● **Exercise requirements**:
1. Return the passage of the single node deployment guide that begins at the words "diff --git a/docs/guides/single-node-deployment.md" and ends after the words "rolling updates, etc.", copied word for word.
2. In the single node deployment guide, which cloud provider are the step-by-step instructions written for?
3. Write what comes next in the single node deployment guide, picking up after its last sentence.

Single node deployment docs (#1021)

vishalbollu · deliahu · commit babfd54b982f · 2020-05-06T12:09:25.000-07:00
(cherry picked from commit 75084cf)
diff --git a/docs/guides/single-node-deployment.md b/docs/guides/single-node-deployment.md
@@ -0,0 +1,138 @@
+# Single node deployment
+
+_WARNING: you are on the master branch, please refer to the docs on the branch that matches your `cortex version`_
+
+You can use Cortex to deploy models on a single node. Deploying to a single node can be cheaper than spinning up a Cortex cluster with 1 worker node. It also may be useful for testing your model on a GPU if you don't have access to one locally.
+
+Deploying on a single node entails `ssh`ing into that instance and running Cortex locally. When using this approach, you won't get the the advantages of deploying to a cluster such as autoscaling, rolling updates, etc.
+
+We've included the step-by-step instructions for AWS, although the process should be similar for any other cloud provider.

● **Source material**:
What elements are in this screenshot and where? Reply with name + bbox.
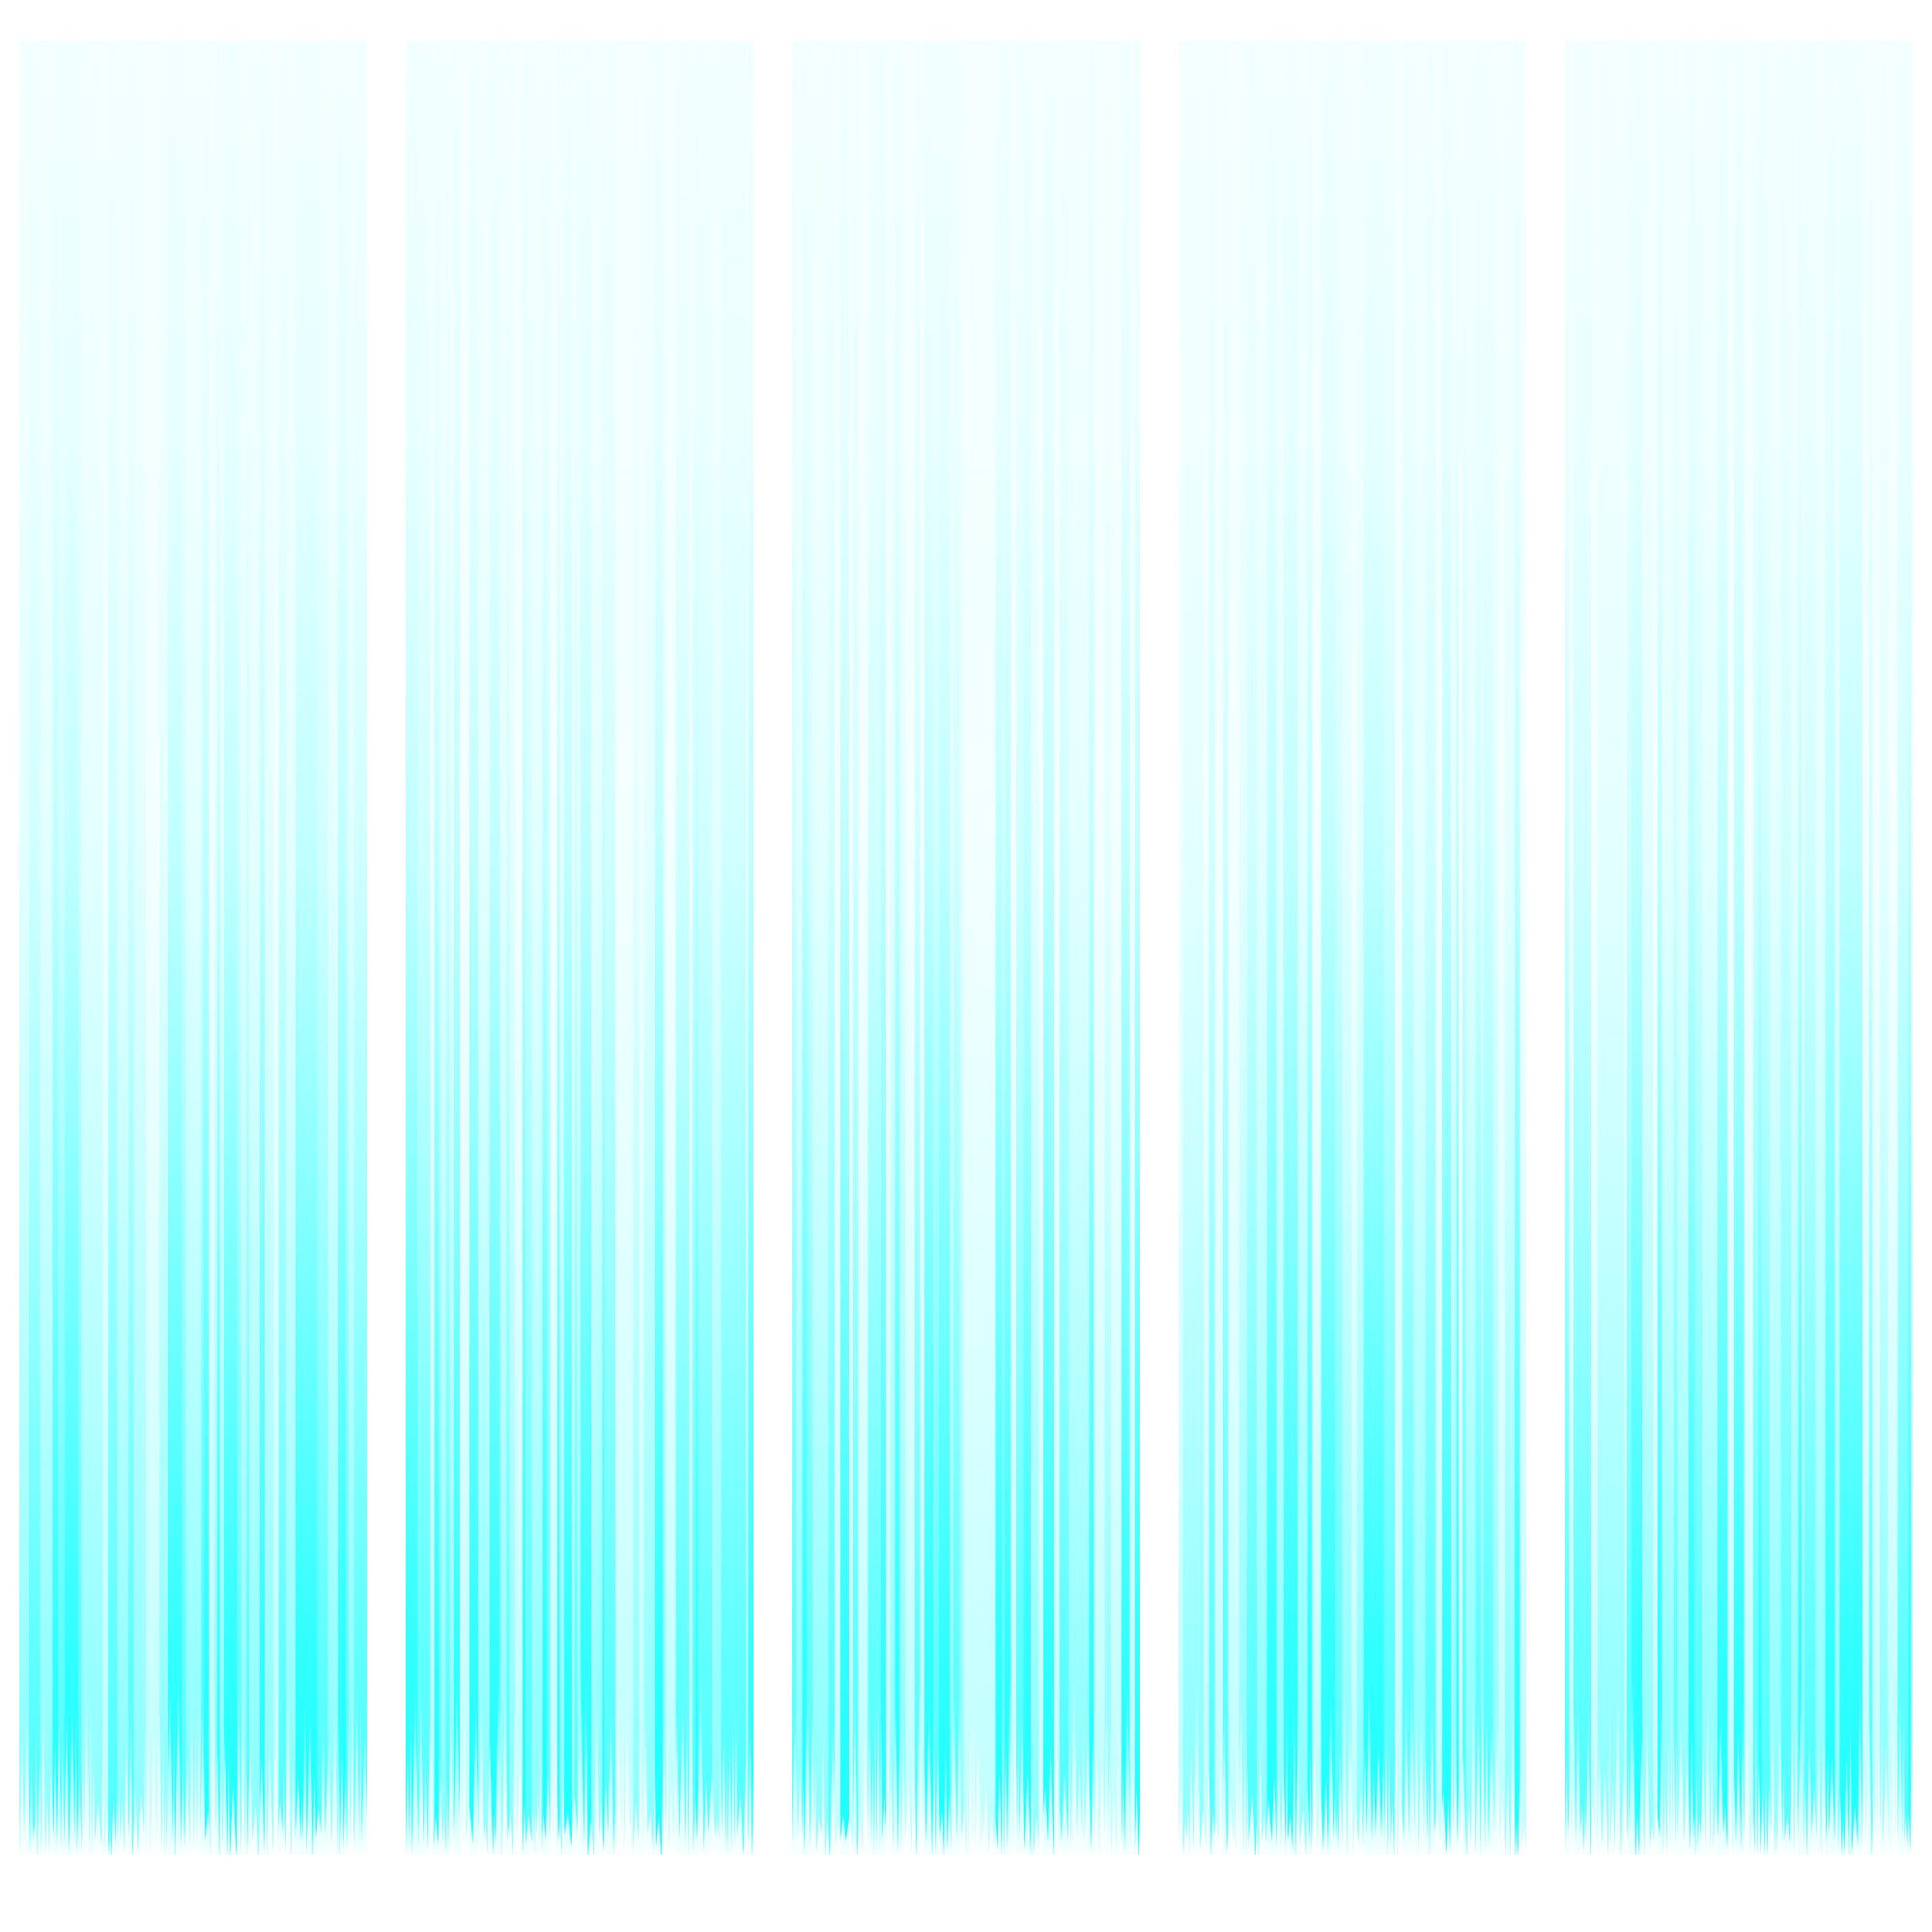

● **Answers for the exercise**:
1.
diff --git a/docs/guides/single-node-deployment.md b/docs/guides/single-node-deployment.md
@@ -0,0 +1,138 @@
+# Single node deployment
+
+_WARNING: you are on the master branch, please refer to the docs on the branch that matches your `cortex version`_
+
+You can use Cortex to deploy models on a single node. Deploying to a single node can be cheaper than spinning up a Cortex cluster with 1 worker node. It also may be useful for testing your model on a GPU if you don't have access to one locally.
+
+Deploying on a single node entails `ssh`ing into that instance and running Cortex locally. When using this approach, you won't get the the advantages of deploying to a cluster such as autoscaling, rolling updates, etc.

2. AWS

3.
+
+## AWS
+
+### Step 1
+
+Navigate to the [EC2 dashboard](https://console.aws.amazon.com/ec2/home) in your AWS Web Console and click "Launch instance".
+
+![ec2 dashboard](https://user-images.githubusercontent.com/4365343/81063901-ad370180-8ea6-11ea-8cd8-f552911043a9.png)
+
+### Step 2
+
+Choose a Linux based AMI instance. We recommend using "Ubuntu Server 18.04 LTS". If you plan to serve models on a GPU, we recommend using "Deep Learning AMI (Ubuntu 18.04)" because it comes with Docker Engine and NVIDIA pre-installed.
+
+![step 2](https://user-images.githubusercontent.com/4365343/81064199-41a16400-8ea7-11ea-8d69-ae4ead6bf0be.png)
+
+### Step 3
+
+Choose your desired instance type (it should have enough CPU and Memory to run your model). Typically it is a good idea have at least 1 GB of memory to spare for your operating system and any other processes that you might want to run on the instance. To run most Cortex examples, an m5.large instance is sufficient.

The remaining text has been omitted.